*TASK INSTRUCTIONS*. Below is a listing; write it out exactly and drop any images from it.

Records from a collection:
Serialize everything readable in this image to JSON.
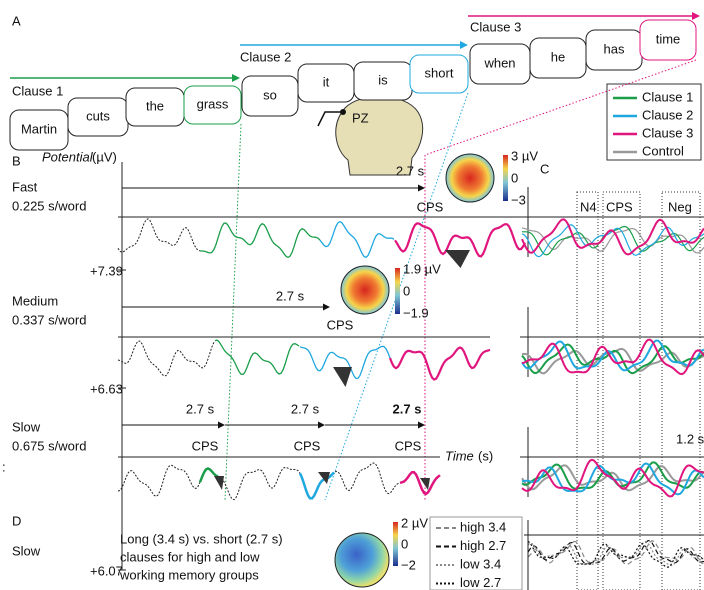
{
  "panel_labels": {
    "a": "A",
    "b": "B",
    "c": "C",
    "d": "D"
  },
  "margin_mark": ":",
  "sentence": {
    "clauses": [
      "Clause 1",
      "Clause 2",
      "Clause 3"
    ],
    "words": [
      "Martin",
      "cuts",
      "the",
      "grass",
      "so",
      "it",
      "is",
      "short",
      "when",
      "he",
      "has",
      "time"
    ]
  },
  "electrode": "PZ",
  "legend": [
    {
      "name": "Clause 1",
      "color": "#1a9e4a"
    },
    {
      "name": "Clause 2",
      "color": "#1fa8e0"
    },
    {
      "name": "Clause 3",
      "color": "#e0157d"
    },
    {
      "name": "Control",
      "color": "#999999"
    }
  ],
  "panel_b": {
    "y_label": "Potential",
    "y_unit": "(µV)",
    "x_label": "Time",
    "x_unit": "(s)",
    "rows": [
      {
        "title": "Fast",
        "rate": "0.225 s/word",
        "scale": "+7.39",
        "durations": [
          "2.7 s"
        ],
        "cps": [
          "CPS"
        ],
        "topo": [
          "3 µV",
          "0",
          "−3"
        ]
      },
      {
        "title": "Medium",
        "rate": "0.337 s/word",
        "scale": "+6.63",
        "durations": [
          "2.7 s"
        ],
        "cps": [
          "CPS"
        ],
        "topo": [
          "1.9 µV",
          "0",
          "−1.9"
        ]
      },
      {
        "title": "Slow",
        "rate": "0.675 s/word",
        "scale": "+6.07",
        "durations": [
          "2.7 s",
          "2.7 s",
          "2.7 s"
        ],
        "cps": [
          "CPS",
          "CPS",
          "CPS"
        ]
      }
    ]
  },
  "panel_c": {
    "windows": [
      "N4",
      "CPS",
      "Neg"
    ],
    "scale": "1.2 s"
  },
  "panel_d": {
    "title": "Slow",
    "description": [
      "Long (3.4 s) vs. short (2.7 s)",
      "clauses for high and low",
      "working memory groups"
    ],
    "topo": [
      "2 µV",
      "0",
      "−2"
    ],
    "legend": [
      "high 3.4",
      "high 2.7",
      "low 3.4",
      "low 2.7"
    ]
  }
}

*EXERCISE RESULT*.
Serialize everything readable in this image to JSON.
{
  "panel_labels": {
    "a": "A",
    "b": "B",
    "c": "C",
    "d": "D"
  },
  "margin_mark": ":",
  "sentence": {
    "clauses": [
      "Clause 1",
      "Clause 2",
      "Clause 3"
    ],
    "words": [
      "Martin",
      "cuts",
      "the",
      "grass",
      "so",
      "it",
      "is",
      "short",
      "when",
      "he",
      "has",
      "time"
    ]
  },
  "electrode": "PZ",
  "legend": [
    {
      "name": "Clause 1",
      "color": "#1a9e4a"
    },
    {
      "name": "Clause 2",
      "color": "#1fa8e0"
    },
    {
      "name": "Clause 3",
      "color": "#e0157d"
    },
    {
      "name": "Control",
      "color": "#999999"
    }
  ],
  "panel_b": {
    "y_label": "Potential",
    "y_unit": "(µV)",
    "x_label": "Time",
    "x_unit": "(s)",
    "rows": [
      {
        "title": "Fast",
        "rate": "0.225 s/word",
        "scale": "+7.39",
        "durations": [
          "2.7 s"
        ],
        "cps": [
          "CPS"
        ],
        "topo": [
          "3 µV",
          "0",
          "−3"
        ]
      },
      {
        "title": "Medium",
        "rate": "0.337 s/word",
        "scale": "+6.63",
        "durations": [
          "2.7 s"
        ],
        "cps": [
          "CPS"
        ],
        "topo": [
          "1.9 µV",
          "0",
          "−1.9"
        ]
      },
      {
        "title": "Slow",
        "rate": "0.675 s/word",
        "scale": "+6.07",
        "durations": [
          "2.7 s",
          "2.7 s",
          "2.7 s"
        ],
        "cps": [
          "CPS",
          "CPS",
          "CPS"
        ]
      }
    ]
  },
  "panel_c": {
    "windows": [
      "N4",
      "CPS",
      "Neg"
    ],
    "scale": "1.2 s"
  },
  "panel_d": {
    "title": "Slow",
    "description": [
      "Long (3.4 s) vs. short (2.7 s)",
      "clauses for high and low",
      "working memory groups"
    ],
    "topo": [
      "2 µV",
      "0",
      "−2"
    ],
    "legend": [
      "high 3.4",
      "high 2.7",
      "low 3.4",
      "low 2.7"
    ]
  }
}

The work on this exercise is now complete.